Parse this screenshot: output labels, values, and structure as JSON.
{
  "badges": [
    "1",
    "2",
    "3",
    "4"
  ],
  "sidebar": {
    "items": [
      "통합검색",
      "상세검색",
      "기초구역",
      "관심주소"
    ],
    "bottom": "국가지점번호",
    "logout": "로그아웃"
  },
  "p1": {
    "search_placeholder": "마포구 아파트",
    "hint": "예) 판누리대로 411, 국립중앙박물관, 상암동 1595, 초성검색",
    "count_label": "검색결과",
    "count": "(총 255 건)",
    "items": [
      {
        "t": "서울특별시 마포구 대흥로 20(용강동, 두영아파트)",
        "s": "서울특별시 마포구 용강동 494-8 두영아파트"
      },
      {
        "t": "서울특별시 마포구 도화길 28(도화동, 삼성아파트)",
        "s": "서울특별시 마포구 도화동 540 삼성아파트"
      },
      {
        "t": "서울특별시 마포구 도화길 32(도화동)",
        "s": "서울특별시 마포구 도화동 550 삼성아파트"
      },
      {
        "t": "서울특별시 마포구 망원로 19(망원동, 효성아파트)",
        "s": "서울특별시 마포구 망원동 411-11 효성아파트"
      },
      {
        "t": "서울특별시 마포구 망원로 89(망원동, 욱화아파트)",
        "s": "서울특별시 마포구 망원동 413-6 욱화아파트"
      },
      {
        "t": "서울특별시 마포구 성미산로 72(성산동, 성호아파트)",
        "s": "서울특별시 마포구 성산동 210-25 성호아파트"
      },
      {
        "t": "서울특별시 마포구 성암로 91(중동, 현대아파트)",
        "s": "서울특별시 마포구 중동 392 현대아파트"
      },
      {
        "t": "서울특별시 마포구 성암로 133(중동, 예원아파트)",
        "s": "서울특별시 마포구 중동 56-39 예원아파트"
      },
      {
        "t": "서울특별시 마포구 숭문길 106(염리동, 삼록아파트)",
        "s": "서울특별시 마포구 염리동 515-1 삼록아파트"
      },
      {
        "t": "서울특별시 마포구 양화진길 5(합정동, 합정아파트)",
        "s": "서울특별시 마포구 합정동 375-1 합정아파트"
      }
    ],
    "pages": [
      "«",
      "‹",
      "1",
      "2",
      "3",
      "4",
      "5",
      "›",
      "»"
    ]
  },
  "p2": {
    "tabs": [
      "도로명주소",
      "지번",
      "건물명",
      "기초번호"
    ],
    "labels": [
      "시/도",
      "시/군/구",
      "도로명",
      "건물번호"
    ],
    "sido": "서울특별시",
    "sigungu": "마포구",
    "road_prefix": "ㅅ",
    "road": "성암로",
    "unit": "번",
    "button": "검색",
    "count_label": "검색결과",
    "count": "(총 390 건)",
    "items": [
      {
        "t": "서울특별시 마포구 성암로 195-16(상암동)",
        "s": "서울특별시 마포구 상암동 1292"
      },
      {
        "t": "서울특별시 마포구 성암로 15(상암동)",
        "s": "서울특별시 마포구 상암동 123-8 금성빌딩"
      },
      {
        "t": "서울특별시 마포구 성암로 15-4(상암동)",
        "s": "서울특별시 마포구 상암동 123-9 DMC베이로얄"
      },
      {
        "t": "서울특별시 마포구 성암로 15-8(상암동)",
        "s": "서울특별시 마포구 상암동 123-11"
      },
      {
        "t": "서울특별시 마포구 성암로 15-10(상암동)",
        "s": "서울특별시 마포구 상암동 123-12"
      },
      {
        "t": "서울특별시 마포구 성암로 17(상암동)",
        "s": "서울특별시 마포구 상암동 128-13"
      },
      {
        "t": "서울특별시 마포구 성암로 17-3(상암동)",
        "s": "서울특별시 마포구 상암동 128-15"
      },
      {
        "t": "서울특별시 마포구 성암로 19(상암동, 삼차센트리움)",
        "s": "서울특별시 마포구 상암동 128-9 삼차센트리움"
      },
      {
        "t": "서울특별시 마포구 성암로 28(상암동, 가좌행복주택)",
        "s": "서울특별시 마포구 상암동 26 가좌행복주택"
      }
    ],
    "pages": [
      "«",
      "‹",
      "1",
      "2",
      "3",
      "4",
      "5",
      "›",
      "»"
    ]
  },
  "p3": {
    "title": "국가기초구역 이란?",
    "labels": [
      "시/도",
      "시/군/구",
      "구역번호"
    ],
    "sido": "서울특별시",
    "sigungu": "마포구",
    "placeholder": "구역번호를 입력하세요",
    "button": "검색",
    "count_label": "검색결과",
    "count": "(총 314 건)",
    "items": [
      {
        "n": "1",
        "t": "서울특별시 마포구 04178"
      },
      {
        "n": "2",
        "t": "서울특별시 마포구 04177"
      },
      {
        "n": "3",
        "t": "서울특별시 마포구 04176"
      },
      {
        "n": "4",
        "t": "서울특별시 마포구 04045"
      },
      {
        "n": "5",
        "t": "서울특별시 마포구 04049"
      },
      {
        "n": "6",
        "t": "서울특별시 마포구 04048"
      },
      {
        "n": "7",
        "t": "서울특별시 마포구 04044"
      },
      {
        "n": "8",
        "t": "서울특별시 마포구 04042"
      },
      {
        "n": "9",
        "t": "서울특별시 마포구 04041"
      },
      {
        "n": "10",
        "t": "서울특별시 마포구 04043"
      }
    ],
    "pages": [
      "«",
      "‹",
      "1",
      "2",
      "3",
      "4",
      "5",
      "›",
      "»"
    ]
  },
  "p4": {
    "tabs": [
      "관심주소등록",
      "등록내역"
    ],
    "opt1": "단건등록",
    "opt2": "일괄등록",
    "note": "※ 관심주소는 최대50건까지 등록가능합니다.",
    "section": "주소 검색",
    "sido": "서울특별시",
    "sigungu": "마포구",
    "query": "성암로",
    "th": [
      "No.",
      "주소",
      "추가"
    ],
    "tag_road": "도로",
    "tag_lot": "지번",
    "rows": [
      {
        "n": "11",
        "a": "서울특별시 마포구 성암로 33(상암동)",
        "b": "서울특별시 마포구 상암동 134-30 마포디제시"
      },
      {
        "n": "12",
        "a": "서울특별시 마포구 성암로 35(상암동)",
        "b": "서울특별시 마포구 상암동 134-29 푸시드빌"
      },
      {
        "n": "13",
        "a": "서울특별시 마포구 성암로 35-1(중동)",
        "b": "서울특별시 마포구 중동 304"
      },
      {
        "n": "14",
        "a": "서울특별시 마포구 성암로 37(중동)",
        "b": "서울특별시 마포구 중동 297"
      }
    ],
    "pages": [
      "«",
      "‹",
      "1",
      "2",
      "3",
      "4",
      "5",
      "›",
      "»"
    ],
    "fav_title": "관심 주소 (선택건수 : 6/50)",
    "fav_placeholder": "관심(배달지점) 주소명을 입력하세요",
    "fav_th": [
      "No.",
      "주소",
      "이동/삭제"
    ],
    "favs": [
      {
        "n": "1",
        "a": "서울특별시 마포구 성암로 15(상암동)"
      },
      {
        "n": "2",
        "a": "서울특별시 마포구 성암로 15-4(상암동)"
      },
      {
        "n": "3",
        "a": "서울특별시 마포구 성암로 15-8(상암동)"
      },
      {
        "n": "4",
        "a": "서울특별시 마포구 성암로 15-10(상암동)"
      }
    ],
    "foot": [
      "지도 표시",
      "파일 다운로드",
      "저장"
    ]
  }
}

*-*-*

> _Work to do_
Read the data above. Pull out each line in which the string "두영아파트" appears.

> _Exercise solution_
        "t": "서울특별시 마포구 대흥로 20(용강동, 두영아파트)",
        "s": "서울특별시 마포구 용강동 494-8 두영아파트"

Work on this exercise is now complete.